■ GIVEN EXERCISE: State how many lines in the records hold the word "title", giving the number and no other text.

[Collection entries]
--*--
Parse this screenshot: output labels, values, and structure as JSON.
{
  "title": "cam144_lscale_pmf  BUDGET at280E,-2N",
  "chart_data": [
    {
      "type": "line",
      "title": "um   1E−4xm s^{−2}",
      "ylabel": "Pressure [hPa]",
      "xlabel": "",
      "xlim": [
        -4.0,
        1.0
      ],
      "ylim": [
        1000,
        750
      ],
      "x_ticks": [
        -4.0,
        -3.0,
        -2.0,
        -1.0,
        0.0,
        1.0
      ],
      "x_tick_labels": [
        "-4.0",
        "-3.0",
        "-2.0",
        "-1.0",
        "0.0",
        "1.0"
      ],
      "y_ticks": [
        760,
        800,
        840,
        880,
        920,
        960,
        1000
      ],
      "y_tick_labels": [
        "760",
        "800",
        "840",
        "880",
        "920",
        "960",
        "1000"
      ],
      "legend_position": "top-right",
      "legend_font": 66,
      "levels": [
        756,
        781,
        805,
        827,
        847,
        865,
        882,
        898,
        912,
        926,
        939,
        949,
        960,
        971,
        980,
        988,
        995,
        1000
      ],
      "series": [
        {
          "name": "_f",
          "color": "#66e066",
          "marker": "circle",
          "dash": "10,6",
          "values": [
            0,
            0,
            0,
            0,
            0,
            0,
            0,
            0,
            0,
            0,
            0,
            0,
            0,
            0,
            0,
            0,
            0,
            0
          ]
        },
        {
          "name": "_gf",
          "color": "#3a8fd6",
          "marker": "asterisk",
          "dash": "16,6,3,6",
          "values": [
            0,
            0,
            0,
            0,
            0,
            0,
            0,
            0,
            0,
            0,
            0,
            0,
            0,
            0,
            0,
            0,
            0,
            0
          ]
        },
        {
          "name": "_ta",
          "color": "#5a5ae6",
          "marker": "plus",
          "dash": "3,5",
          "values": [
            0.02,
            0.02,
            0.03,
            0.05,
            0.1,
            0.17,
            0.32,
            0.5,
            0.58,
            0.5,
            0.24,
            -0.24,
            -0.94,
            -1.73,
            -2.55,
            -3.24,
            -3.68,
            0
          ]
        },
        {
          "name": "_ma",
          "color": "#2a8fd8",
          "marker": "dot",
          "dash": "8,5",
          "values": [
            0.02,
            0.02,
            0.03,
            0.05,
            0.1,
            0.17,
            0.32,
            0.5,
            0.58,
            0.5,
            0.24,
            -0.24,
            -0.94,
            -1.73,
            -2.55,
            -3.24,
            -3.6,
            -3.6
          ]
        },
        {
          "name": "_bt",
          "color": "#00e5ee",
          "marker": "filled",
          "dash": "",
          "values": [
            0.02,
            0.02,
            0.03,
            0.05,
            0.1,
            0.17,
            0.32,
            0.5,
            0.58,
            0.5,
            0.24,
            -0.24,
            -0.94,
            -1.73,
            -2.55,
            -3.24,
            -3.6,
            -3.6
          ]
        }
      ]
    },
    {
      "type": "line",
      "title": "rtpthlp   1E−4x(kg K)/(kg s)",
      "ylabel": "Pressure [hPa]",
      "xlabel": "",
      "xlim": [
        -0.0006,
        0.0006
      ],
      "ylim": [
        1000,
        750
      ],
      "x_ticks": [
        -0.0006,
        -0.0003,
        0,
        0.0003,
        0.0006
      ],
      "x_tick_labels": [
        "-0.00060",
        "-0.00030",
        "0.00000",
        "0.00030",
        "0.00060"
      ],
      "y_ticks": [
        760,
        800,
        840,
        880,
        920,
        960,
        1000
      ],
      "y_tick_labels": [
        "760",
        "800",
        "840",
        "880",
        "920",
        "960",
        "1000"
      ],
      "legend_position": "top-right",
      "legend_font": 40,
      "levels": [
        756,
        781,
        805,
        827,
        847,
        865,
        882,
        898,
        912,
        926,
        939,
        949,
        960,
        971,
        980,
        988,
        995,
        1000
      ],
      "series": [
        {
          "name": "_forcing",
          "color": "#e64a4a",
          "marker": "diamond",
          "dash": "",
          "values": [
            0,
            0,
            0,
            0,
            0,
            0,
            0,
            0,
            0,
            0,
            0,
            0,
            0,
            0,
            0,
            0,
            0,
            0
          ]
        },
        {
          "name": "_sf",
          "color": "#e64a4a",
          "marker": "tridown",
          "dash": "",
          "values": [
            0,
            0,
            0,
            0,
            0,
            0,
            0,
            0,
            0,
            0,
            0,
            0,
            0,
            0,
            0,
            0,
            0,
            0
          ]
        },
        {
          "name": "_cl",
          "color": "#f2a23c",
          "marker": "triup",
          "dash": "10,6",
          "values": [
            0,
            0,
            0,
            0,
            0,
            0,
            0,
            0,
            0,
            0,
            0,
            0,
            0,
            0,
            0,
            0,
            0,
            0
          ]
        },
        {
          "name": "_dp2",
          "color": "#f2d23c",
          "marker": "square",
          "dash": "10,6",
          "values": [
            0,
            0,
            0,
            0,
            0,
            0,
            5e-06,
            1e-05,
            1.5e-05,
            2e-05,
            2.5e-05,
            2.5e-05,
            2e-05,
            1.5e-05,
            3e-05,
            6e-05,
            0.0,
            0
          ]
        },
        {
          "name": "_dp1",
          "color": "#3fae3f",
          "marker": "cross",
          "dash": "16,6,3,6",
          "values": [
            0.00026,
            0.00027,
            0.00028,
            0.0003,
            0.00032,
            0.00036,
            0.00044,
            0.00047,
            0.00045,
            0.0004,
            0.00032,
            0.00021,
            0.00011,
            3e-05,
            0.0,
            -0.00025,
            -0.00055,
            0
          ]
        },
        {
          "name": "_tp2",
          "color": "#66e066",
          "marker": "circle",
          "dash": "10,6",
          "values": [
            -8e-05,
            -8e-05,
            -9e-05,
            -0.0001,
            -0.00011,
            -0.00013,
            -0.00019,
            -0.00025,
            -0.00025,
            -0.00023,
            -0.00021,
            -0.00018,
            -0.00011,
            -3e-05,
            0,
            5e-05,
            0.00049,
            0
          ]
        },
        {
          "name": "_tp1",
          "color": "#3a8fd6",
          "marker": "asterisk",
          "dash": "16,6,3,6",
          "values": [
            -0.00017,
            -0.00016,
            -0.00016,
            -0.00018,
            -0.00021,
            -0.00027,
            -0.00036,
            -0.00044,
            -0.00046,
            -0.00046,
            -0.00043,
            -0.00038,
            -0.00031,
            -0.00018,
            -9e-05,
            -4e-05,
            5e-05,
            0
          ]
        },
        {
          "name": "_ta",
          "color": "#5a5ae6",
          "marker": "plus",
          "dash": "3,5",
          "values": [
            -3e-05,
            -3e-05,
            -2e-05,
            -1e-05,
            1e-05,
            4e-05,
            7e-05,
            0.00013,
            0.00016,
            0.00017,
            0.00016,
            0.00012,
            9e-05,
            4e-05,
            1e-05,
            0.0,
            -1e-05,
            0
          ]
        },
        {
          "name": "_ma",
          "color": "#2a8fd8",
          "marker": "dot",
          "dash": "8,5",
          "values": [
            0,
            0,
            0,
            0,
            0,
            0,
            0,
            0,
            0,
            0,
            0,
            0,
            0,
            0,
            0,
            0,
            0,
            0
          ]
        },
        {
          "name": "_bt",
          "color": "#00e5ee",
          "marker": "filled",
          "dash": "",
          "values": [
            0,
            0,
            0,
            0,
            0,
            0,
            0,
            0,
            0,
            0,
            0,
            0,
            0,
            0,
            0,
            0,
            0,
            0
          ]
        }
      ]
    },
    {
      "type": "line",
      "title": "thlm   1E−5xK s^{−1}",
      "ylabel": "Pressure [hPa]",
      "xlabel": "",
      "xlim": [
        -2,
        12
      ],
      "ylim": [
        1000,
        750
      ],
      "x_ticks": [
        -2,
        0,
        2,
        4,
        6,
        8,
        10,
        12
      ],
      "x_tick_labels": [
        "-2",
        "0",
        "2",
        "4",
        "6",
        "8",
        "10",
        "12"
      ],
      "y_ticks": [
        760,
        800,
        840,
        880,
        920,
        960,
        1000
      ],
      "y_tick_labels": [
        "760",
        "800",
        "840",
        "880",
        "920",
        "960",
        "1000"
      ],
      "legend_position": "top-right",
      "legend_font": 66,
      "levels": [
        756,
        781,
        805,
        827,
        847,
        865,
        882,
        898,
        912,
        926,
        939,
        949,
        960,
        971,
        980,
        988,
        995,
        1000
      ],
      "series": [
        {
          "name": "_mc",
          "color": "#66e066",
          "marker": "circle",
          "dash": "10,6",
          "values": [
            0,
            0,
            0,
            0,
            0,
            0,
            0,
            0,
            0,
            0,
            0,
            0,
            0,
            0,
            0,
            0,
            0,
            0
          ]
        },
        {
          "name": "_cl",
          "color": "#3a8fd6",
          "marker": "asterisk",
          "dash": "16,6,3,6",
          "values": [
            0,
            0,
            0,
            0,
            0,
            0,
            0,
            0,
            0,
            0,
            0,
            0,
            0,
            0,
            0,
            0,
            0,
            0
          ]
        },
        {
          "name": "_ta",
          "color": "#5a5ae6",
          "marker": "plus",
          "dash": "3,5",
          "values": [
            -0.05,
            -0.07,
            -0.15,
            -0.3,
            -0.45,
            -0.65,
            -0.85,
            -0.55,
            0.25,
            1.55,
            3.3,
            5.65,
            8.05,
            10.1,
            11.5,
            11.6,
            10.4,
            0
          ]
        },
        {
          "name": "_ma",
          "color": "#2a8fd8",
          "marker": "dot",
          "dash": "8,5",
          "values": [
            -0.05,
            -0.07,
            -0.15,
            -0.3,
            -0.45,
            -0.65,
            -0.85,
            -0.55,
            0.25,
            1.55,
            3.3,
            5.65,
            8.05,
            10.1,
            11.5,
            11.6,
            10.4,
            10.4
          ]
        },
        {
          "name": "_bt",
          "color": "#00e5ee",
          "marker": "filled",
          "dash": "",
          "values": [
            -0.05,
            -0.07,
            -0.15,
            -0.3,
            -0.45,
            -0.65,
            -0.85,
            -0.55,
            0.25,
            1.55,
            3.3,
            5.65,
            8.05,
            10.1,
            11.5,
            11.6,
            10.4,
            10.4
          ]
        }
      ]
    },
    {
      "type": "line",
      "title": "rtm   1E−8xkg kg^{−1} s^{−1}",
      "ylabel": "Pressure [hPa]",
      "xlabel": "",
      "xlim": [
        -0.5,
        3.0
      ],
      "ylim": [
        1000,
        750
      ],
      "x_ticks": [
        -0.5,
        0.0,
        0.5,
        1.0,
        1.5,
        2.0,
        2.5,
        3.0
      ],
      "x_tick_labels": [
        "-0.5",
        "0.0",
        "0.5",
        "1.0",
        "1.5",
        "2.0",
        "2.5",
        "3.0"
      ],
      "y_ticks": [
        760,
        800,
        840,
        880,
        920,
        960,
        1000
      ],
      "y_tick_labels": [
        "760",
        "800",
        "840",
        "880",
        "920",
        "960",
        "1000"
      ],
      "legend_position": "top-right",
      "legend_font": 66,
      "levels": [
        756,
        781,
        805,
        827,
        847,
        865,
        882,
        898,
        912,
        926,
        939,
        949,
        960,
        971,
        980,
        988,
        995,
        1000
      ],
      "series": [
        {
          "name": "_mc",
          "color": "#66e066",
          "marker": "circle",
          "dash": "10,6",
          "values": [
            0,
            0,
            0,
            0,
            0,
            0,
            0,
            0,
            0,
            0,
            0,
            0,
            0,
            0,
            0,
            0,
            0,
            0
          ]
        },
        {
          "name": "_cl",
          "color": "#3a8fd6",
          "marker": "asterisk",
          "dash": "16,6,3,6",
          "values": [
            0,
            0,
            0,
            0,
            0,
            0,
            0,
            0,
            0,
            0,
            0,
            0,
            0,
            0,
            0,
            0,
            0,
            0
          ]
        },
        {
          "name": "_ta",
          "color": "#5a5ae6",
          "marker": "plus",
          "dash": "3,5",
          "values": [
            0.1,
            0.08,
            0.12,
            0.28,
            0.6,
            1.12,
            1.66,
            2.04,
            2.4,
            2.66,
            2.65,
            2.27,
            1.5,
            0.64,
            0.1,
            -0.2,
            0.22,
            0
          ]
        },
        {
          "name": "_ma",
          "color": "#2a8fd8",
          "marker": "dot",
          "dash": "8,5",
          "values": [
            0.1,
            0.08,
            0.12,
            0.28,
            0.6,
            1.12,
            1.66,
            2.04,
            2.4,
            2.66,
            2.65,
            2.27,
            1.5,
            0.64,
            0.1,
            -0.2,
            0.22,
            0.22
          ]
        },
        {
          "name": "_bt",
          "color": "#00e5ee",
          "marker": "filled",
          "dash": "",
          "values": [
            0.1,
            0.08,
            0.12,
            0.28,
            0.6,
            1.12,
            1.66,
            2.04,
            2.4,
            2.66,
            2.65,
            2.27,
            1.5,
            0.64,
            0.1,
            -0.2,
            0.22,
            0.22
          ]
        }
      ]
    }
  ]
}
--*--
■ EXERCISE RESULT: 5